◆ **INPUT RECORDS**:
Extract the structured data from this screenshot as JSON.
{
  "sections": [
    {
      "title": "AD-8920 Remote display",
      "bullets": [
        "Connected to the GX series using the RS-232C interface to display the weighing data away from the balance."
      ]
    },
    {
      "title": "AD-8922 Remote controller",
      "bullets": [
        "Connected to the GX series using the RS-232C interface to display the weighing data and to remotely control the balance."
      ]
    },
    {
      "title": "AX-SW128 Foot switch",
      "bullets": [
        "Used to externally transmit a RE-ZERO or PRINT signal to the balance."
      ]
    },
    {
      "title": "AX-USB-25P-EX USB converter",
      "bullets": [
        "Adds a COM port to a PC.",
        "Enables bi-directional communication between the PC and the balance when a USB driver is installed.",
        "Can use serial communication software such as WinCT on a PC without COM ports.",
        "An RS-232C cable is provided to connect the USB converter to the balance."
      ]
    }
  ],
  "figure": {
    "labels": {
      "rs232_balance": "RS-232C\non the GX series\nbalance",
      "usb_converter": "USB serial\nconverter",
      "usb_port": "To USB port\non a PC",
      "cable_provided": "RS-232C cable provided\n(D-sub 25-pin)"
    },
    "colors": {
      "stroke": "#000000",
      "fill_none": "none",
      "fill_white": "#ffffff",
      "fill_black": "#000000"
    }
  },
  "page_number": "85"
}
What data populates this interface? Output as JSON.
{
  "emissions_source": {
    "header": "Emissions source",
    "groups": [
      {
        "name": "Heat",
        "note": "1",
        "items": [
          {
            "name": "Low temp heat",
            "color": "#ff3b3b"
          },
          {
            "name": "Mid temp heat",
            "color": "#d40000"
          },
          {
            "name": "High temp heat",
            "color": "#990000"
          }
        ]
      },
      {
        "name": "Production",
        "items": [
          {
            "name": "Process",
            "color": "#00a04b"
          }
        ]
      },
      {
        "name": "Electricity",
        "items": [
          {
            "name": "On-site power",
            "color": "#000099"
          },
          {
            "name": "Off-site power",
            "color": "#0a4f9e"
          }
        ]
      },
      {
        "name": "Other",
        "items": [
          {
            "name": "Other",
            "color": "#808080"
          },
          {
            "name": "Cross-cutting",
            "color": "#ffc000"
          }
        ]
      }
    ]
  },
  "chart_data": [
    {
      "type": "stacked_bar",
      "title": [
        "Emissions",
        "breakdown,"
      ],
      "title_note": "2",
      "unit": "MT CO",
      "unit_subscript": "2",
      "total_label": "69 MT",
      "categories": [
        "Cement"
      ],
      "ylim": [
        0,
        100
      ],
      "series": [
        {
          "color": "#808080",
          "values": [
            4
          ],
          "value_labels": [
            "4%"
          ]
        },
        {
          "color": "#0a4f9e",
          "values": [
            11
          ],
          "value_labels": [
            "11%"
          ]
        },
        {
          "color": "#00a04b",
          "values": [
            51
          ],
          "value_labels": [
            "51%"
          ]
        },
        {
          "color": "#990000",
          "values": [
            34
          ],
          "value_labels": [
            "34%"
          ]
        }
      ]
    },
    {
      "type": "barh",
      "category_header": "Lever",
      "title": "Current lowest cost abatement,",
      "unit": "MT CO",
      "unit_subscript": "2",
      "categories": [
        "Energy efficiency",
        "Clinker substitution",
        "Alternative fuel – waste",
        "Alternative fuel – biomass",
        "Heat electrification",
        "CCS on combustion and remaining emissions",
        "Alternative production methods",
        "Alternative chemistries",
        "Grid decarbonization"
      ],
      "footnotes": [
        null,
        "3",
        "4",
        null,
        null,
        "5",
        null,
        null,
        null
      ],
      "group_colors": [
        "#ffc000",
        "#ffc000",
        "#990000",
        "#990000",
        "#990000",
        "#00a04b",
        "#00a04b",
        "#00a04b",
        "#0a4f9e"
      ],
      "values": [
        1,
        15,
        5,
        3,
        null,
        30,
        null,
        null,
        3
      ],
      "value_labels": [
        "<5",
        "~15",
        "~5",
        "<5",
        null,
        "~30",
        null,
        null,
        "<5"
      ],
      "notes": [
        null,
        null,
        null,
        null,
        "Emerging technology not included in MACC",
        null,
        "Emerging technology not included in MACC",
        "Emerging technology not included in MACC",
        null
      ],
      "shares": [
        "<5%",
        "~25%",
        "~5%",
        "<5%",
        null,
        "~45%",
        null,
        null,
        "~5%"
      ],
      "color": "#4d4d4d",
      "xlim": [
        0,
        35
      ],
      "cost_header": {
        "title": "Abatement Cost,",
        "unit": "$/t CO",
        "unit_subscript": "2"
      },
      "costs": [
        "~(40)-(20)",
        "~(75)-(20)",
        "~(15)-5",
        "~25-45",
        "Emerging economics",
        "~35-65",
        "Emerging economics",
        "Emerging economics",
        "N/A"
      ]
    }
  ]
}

◆ **PROBLEM DETAILS**: Recopy the entries above in their entirety, exactly.

◆ **WORKED SOLUTION**:
Extract the structured data from this screenshot as JSON.
{
  "sections": [
    {
      "title": "AD-8920 Remote display",
      "bullets": [
        "Connected to the GX series using the RS-232C interface to display the weighing data away from the balance."
      ]
    },
    {
      "title": "AD-8922 Remote controller",
      "bullets": [
        "Connected to the GX series using the RS-232C interface to display the weighing data and to remotely control the balance."
      ]
    },
    {
      "title": "AX-SW128 Foot switch",
      "bullets": [
        "Used to externally transmit a RE-ZERO or PRINT signal to the balance."
      ]
    },
    {
      "title": "AX-USB-25P-EX USB converter",
      "bullets": [
        "Adds a COM port to a PC.",
        "Enables bi-directional communication between the PC and the balance when a USB driver is installed.",
        "Can use serial communication software such as WinCT on a PC without COM ports.",
        "An RS-232C cable is provided to connect the USB converter to the balance."
      ]
    }
  ],
  "figure": {
    "labels": {
      "rs232_balance": "RS-232C\non the GX series\nbalance",
      "usb_converter": "USB serial\nconverter",
      "usb_port": "To USB port\non a PC",
      "cable_provided": "RS-232C cable provided\n(D-sub 25-pin)"
    },
    "colors": {
      "stroke": "#000000",
      "fill_none": "none",
      "fill_white": "#ffffff",
      "fill_black": "#000000"
    }
  },
  "page_number": "85"
}
What data populates this interface? Output as JSON.
{
  "emissions_source": {
    "header": "Emissions source",
    "groups": [
      {
        "name": "Heat",
        "note": "1",
        "items": [
          {
            "name": "Low temp heat",
            "color": "#ff3b3b"
          },
          {
            "name": "Mid temp heat",
            "color": "#d40000"
          },
          {
            "name": "High temp heat",
            "color": "#990000"
          }
        ]
      },
      {
        "name": "Production",
        "items": [
          {
            "name": "Process",
            "color": "#00a04b"
          }
        ]
      },
      {
        "name": "Electricity",
        "items": [
          {
            "name": "On-site power",
            "color": "#000099"
          },
          {
            "name": "Off-site power",
            "color": "#0a4f9e"
          }
        ]
      },
      {
        "name": "Other",
        "items": [
          {
            "name": "Other",
            "color": "#808080"
          },
          {
            "name": "Cross-cutting",
            "color": "#ffc000"
          }
        ]
      }
    ]
  },
  "chart_data": [
    {
      "type": "stacked_bar",
      "title": [
        "Emissions",
        "breakdown,"
      ],
      "title_note": "2",
      "unit": "MT CO",
      "unit_subscript": "2",
      "total_label": "69 MT",
      "categories": [
        "Cement"
      ],
      "ylim": [
        0,
        100
      ],
      "series": [
        {
          "color": "#808080",
          "values": [
            4
          ],
          "value_labels": [
            "4%"
          ]
        },
        {
          "color": "#0a4f9e",
          "values": [
            11
          ],
          "value_labels": [
            "11%"
          ]
        },
        {
          "color": "#00a04b",
          "values": [
            51
          ],
          "value_labels": [
            "51%"
          ]
        },
        {
          "color": "#990000",
          "values": [
            34
          ],
          "value_labels": [
            "34%"
          ]
        }
      ]
    },
    {
      "type": "barh",
      "category_header": "Lever",
      "title": "Current lowest cost abatement,",
      "unit": "MT CO",
      "unit_subscript": "2",
      "categories": [
        "Energy efficiency",
        "Clinker substitution",
        "Alternative fuel – waste",
        "Alternative fuel – biomass",
        "Heat electrification",
        "CCS on combustion and remaining emissions",
        "Alternative production methods",
        "Alternative chemistries",
        "Grid decarbonization"
      ],
      "footnotes": [
        null,
        "3",
        "4",
        null,
        null,
        "5",
        null,
        null,
        null
      ],
      "group_colors": [
        "#ffc000",
        "#ffc000",
        "#990000",
        "#990000",
        "#990000",
        "#00a04b",
        "#00a04b",
        "#00a04b",
        "#0a4f9e"
      ],
      "values": [
        1,
        15,
        5,
        3,
        null,
        30,
        null,
        null,
        3
      ],
      "value_labels": [
        "<5",
        "~15",
        "~5",
        "<5",
        null,
        "~30",
        null,
        null,
        "<5"
      ],
      "notes": [
        null,
        null,
        null,
        null,
        "Emerging technology not included in MACC",
        null,
        "Emerging technology not included in MACC",
        "Emerging technology not included in MACC",
        null
      ],
      "shares": [
        "<5%",
        "~25%",
        "~5%",
        "<5%",
        null,
        "~45%",
        null,
        null,
        "~5%"
      ],
      "color": "#4d4d4d",
      "xlim": [
        0,
        35
      ],
      "cost_header": {
        "title": "Abatement Cost,",
        "unit": "$/t CO",
        "unit_subscript": "2"
      },
      "costs": [
        "~(40)-(20)",
        "~(75)-(20)",
        "~(15)-5",
        "~25-45",
        "Emerging economics",
        "~35-65",
        "Emerging economics",
        "Emerging economics",
        "N/A"
      ]
    }
  ]
}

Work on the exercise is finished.